Where a line contains the word "Antero", copy that line in full.

______________________________

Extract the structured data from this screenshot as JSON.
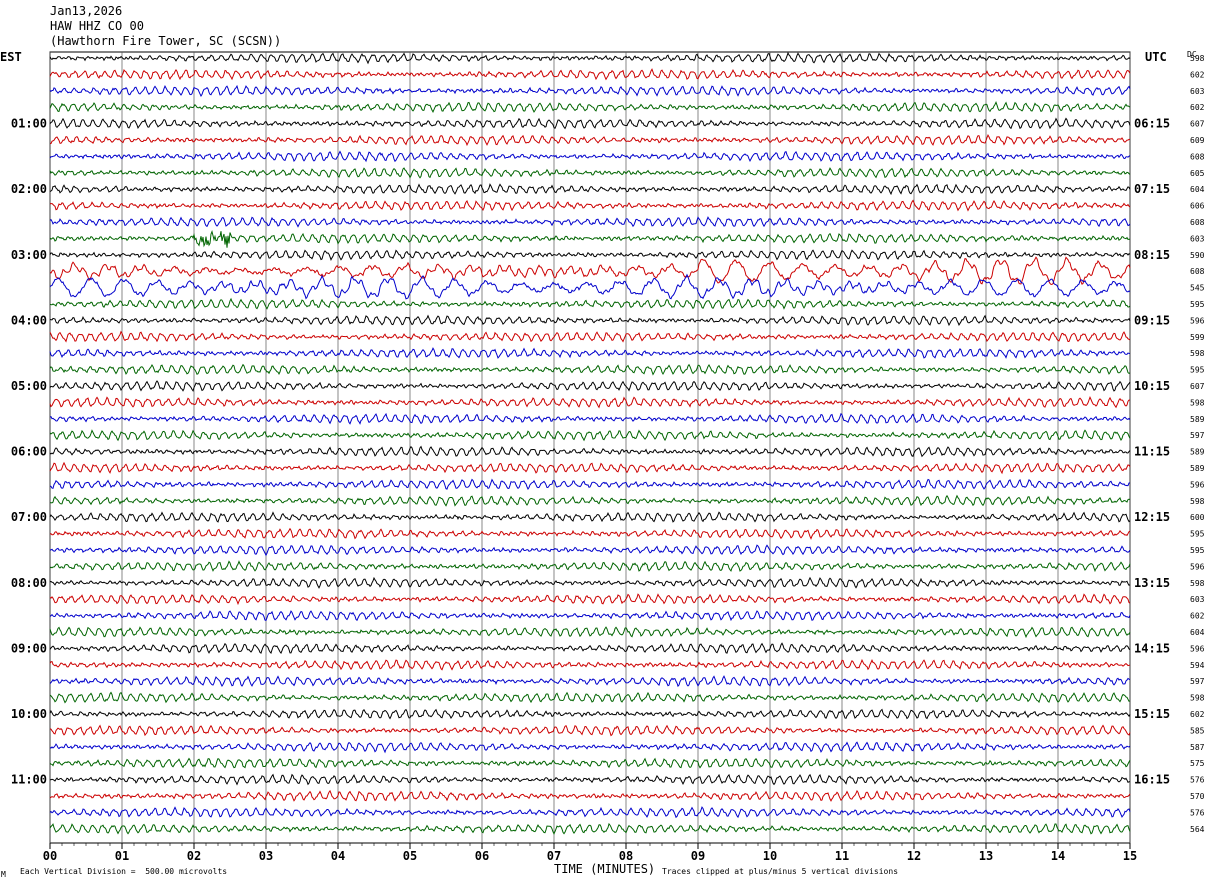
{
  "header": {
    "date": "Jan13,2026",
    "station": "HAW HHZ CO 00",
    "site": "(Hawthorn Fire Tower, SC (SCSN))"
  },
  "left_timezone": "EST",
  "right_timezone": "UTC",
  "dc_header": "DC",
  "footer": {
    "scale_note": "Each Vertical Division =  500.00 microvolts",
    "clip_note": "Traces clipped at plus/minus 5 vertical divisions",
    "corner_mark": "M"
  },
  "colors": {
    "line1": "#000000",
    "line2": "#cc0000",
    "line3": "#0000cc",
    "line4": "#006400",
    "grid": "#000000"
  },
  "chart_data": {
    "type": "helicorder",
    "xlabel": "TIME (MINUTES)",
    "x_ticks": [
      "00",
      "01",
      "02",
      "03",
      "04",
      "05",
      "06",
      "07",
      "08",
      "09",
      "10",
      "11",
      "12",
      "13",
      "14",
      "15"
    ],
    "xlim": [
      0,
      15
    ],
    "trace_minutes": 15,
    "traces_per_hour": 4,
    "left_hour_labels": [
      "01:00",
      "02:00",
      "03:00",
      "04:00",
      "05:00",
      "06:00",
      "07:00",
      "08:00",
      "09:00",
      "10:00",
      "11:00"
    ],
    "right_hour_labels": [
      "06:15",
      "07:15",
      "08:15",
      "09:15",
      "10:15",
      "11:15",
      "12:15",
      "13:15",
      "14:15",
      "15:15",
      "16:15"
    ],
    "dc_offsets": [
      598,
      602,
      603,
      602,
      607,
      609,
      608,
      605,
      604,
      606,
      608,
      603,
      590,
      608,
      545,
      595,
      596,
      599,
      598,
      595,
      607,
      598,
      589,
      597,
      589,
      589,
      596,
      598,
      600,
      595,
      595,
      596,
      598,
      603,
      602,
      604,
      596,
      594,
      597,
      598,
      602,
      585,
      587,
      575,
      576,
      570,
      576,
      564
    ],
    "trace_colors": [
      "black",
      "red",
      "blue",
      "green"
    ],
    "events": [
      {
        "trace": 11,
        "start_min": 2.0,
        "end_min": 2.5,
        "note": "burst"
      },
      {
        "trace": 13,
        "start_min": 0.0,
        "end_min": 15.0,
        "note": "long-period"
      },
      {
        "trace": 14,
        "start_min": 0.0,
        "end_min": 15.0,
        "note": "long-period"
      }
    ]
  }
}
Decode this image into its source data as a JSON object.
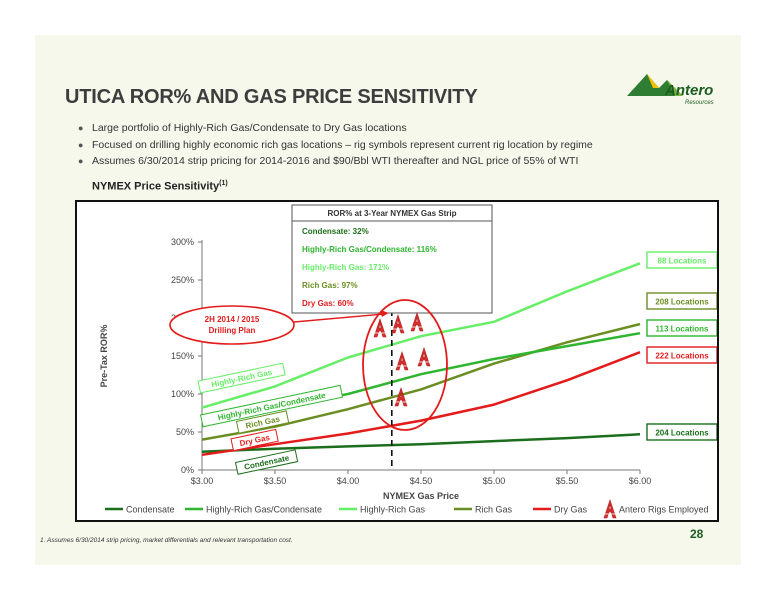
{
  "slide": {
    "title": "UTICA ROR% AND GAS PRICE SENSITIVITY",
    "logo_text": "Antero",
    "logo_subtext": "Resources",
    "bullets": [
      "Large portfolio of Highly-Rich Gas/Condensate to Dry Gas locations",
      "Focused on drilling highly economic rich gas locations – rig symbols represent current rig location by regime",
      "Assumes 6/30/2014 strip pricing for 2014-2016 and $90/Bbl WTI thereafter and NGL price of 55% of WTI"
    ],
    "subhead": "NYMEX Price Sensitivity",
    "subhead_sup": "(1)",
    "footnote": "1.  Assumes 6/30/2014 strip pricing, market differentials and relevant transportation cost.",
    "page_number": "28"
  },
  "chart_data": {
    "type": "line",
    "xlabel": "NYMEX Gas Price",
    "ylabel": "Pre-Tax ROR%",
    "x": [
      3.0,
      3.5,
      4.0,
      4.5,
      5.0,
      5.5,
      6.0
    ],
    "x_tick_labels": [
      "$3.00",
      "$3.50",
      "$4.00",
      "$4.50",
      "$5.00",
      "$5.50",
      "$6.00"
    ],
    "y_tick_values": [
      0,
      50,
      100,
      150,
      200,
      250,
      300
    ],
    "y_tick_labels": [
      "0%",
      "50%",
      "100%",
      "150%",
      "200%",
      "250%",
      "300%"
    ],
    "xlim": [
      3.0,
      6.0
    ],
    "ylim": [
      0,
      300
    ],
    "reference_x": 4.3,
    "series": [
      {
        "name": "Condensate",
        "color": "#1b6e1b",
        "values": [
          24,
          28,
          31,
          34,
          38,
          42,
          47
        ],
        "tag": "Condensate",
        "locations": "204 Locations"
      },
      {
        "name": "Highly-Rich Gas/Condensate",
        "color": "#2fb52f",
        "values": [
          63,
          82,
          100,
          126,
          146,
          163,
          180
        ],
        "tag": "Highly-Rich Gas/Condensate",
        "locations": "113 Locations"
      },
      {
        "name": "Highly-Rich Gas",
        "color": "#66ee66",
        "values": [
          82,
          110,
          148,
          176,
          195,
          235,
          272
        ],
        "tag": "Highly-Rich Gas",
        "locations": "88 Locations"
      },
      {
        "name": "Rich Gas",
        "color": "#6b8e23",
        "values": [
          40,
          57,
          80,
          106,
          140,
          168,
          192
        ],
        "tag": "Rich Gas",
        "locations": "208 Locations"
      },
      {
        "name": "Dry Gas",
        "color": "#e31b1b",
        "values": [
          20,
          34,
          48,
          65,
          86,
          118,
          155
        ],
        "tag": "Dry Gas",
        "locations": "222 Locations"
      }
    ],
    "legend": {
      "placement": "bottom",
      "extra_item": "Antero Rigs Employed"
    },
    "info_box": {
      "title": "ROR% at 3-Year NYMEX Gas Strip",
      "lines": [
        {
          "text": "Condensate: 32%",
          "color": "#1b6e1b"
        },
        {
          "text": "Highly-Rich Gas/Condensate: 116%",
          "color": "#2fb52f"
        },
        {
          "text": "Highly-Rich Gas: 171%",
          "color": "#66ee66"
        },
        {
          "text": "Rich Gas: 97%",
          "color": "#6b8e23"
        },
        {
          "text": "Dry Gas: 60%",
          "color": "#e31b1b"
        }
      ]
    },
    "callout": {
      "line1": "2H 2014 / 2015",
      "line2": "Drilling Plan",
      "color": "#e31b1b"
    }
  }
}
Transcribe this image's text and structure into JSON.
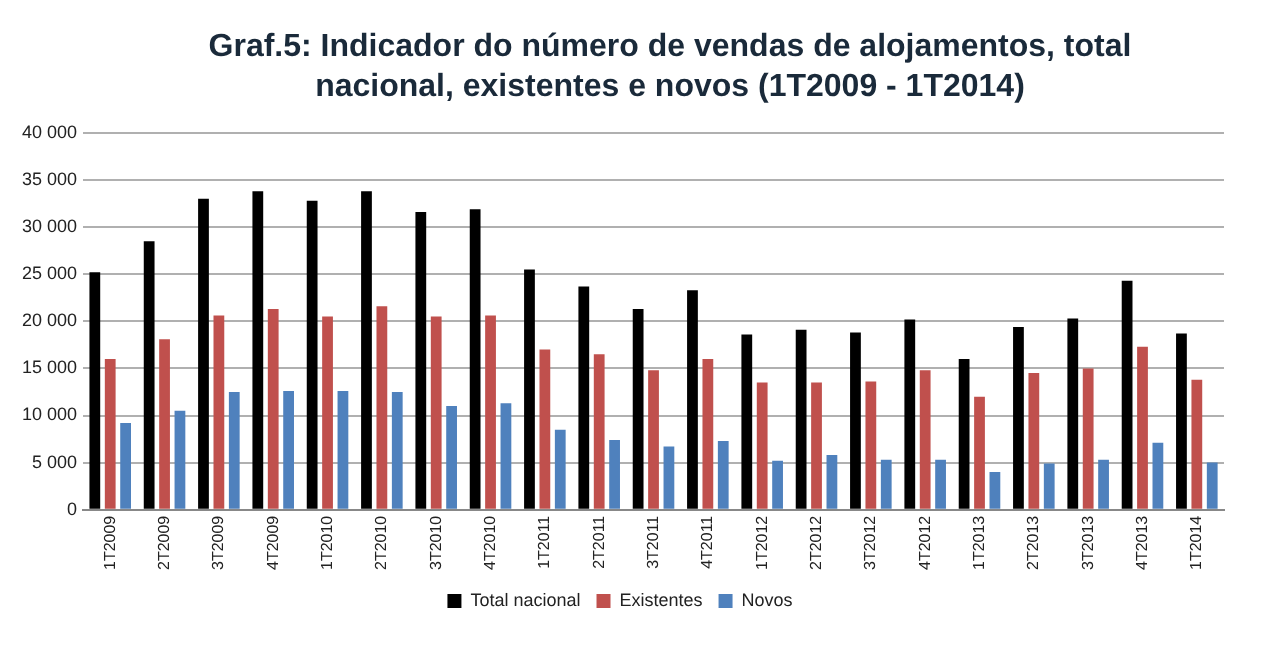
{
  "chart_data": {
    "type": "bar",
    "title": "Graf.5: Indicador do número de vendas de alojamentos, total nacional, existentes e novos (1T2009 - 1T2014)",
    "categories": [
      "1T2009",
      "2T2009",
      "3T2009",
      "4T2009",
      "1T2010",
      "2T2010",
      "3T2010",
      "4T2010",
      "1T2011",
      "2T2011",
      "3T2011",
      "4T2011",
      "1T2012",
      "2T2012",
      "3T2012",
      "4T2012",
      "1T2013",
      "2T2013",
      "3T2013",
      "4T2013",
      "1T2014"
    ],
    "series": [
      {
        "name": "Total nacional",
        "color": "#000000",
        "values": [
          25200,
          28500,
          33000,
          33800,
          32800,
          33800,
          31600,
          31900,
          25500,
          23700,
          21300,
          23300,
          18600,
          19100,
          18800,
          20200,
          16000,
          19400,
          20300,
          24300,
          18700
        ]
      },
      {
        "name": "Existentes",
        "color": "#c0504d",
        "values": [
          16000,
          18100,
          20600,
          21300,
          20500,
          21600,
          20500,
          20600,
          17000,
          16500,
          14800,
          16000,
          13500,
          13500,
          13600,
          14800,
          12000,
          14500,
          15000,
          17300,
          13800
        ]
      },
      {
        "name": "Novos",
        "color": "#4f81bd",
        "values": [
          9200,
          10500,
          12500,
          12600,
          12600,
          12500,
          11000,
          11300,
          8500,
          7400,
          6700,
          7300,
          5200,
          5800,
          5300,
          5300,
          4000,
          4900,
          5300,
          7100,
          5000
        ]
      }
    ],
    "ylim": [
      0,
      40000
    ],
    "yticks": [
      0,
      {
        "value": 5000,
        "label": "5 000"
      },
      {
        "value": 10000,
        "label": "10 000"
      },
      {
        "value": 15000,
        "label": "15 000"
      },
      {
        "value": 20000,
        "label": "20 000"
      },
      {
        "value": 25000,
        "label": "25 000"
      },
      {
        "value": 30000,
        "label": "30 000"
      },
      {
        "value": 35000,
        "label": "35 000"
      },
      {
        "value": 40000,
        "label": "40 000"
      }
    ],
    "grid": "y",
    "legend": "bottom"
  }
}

______________________________

● **IN RESPONSE**
    "logo_text": "Antero",
      "extra_item": "Antero Rigs Employed"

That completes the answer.